→ GIVEN REQUEST
Copy the material below word for word, everything from its very beginning down to the line containing "bar: [175, 82, 451, 93]", with both ends included.

Stored data:
— Begin —
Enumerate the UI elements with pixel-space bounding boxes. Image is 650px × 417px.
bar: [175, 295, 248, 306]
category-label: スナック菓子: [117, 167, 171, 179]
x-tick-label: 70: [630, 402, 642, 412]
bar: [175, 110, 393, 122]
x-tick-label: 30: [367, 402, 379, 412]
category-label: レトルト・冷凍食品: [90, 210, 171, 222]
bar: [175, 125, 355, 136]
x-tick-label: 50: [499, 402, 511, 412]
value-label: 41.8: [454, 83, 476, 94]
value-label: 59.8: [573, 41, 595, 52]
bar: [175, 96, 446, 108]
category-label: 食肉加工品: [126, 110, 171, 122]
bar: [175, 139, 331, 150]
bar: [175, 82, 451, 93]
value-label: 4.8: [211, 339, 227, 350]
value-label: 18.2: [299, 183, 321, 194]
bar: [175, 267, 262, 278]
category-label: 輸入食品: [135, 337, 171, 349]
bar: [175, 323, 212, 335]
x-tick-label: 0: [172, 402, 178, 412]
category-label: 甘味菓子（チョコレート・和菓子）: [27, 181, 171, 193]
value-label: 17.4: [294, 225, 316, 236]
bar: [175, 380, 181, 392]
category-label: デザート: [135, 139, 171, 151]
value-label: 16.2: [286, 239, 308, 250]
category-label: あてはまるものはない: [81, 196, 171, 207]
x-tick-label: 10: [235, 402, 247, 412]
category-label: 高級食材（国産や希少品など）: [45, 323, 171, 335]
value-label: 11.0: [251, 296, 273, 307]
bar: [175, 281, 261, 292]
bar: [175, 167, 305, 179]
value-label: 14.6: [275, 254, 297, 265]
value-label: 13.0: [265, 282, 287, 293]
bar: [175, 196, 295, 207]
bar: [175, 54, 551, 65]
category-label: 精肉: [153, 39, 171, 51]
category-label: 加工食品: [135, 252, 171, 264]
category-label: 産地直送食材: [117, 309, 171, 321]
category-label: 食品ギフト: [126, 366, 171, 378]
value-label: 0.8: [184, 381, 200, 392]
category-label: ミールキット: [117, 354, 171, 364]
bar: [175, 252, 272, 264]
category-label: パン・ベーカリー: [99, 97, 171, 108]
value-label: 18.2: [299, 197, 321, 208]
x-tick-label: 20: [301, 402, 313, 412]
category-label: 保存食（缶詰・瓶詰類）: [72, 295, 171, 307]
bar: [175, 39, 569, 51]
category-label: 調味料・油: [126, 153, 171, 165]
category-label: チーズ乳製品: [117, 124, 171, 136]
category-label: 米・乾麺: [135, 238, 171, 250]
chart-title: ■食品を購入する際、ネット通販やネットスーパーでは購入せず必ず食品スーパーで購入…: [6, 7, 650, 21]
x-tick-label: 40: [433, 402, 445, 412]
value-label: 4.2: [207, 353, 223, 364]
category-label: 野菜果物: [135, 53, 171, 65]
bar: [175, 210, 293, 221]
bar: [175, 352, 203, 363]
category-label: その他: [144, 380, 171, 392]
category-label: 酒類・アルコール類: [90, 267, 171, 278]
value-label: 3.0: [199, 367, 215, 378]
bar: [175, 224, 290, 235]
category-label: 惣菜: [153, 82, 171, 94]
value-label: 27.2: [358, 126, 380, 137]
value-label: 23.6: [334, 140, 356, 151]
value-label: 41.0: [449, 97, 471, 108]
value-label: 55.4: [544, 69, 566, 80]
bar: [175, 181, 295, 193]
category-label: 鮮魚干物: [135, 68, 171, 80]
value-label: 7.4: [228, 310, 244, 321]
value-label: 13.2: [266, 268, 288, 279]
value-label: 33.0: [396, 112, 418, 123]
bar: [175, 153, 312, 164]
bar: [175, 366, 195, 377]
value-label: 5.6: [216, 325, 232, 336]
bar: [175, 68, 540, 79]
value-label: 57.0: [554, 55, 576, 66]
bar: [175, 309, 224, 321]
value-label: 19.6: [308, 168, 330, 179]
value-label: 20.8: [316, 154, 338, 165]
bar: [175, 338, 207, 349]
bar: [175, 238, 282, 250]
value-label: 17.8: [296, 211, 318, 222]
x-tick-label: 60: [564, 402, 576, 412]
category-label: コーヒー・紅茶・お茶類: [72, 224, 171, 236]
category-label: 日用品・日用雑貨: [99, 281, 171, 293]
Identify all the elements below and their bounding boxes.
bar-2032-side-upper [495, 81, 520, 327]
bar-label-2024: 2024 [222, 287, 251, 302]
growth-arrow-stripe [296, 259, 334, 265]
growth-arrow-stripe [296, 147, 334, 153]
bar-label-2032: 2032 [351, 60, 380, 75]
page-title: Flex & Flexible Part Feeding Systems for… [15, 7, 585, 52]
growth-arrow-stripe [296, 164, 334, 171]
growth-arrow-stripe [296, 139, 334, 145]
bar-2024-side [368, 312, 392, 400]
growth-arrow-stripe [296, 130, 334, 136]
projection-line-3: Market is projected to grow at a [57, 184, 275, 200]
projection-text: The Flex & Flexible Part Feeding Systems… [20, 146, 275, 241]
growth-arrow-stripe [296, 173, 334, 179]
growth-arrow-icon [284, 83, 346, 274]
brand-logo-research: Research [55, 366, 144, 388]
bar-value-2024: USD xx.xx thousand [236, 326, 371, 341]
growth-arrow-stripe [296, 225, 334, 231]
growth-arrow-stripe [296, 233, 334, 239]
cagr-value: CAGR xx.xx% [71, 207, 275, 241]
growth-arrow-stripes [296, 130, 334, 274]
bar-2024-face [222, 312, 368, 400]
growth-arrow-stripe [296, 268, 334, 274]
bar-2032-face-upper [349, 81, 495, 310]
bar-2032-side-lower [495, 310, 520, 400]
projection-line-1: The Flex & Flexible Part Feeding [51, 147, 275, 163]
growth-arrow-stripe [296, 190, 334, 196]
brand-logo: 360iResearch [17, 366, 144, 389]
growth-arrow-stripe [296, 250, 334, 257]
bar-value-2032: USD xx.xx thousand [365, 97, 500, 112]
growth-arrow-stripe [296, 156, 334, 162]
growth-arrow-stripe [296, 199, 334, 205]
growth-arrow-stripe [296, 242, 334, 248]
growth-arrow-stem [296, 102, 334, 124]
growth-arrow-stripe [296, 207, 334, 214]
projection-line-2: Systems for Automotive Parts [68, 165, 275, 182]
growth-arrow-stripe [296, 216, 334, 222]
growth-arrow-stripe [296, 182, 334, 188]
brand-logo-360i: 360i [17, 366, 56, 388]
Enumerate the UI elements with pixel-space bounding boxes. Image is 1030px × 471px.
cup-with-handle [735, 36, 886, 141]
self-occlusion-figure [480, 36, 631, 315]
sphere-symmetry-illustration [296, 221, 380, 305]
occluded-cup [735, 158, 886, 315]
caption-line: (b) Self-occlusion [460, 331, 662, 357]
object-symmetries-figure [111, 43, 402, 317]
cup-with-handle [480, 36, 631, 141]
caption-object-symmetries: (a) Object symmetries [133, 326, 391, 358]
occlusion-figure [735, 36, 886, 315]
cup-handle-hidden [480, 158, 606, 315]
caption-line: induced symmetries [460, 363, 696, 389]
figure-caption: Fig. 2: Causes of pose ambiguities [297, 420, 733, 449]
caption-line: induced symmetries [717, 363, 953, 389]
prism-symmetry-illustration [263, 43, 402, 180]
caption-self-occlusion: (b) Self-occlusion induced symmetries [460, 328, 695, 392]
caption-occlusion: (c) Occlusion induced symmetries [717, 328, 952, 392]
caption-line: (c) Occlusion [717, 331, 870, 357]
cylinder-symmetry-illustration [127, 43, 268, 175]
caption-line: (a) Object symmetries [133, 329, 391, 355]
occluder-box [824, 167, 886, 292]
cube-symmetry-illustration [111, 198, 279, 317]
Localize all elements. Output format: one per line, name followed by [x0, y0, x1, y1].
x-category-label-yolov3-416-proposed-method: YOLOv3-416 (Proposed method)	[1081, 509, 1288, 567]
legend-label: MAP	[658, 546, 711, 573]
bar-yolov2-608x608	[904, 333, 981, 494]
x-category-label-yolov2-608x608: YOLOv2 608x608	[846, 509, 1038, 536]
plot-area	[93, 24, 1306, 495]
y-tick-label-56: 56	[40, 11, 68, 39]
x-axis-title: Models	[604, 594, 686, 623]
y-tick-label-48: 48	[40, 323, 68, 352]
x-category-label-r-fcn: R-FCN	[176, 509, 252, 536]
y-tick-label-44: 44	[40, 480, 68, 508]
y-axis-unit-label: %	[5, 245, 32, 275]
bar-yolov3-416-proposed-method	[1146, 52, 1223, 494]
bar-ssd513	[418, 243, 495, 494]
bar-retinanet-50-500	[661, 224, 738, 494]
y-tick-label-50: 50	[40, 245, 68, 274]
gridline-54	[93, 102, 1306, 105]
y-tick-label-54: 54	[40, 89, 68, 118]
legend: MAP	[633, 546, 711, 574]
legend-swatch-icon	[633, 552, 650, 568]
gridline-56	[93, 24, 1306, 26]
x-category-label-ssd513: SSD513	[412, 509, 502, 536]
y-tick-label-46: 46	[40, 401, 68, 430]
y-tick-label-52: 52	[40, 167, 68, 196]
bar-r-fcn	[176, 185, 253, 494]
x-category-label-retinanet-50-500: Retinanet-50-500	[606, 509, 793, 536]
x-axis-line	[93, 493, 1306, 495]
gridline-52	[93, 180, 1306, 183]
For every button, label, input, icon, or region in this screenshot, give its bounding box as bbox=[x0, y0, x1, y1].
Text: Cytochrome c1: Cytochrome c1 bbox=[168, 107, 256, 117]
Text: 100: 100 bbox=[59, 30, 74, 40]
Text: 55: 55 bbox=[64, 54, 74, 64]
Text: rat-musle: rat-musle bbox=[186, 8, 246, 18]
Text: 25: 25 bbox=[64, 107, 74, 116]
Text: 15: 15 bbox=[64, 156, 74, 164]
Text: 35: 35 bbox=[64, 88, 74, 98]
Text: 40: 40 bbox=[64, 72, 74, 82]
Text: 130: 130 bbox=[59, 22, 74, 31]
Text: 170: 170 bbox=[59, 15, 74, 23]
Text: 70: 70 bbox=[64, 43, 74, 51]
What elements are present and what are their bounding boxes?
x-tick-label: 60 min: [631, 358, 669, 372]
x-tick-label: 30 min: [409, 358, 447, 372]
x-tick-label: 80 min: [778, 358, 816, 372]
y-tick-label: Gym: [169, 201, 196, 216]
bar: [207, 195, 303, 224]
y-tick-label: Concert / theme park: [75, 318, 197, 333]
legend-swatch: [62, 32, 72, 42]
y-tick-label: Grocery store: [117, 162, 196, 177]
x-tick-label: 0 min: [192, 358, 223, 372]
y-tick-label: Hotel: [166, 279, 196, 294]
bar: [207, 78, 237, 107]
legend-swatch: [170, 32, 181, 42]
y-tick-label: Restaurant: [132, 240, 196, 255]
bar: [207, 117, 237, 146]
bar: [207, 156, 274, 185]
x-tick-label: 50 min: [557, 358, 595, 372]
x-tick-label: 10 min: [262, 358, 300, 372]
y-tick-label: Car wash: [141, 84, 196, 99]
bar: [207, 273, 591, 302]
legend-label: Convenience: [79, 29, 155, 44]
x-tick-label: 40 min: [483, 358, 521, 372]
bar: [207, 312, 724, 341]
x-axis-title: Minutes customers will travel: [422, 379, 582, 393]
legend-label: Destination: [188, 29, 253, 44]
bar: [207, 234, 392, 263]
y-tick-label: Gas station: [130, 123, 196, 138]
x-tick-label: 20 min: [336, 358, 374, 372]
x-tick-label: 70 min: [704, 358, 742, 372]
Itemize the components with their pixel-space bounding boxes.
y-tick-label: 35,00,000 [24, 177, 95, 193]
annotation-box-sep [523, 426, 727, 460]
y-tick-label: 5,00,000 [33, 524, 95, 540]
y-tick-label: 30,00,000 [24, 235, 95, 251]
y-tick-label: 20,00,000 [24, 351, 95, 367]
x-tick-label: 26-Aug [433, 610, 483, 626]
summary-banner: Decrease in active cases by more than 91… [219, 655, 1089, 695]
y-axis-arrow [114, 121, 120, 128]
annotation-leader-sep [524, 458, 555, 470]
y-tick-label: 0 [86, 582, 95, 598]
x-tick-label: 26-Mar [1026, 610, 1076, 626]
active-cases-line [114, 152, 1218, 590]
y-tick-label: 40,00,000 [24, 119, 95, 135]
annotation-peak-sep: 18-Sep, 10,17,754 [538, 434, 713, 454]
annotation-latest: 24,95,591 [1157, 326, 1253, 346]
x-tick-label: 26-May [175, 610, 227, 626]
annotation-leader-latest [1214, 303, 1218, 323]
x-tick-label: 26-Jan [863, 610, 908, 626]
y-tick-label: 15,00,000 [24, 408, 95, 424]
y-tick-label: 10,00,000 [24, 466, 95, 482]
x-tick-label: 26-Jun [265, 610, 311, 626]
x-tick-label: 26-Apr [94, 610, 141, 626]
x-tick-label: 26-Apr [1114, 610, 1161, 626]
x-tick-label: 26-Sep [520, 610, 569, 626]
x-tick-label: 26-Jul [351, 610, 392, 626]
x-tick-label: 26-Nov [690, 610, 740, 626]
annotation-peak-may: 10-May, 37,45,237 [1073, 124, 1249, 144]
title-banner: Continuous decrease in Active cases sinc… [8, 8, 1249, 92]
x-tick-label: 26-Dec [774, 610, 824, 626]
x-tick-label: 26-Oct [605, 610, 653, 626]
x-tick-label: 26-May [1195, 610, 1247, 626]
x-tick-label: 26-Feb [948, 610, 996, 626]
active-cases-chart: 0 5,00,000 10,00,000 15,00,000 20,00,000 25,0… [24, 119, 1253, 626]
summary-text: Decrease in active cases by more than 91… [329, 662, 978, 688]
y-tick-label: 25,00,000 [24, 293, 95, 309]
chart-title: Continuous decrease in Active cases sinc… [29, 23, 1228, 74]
— End —
→ REPLY
Enumerate the UI elements with pixel-space bounding boxes. Image is 650px × 417px.
bar: [175, 295, 248, 306]
category-label: スナック菓子: [117, 167, 171, 179]
x-tick-label: 70: [630, 402, 642, 412]
bar: [175, 110, 393, 122]
x-tick-label: 30: [367, 402, 379, 412]
category-label: レトルト・冷凍食品: [90, 210, 171, 222]
bar: [175, 125, 355, 136]
x-tick-label: 50: [499, 402, 511, 412]
value-label: 41.8: [454, 83, 476, 94]
value-label: 59.8: [573, 41, 595, 52]
bar: [175, 96, 446, 108]
category-label: 食肉加工品: [126, 110, 171, 122]
bar: [175, 139, 331, 150]
bar: [175, 82, 451, 93]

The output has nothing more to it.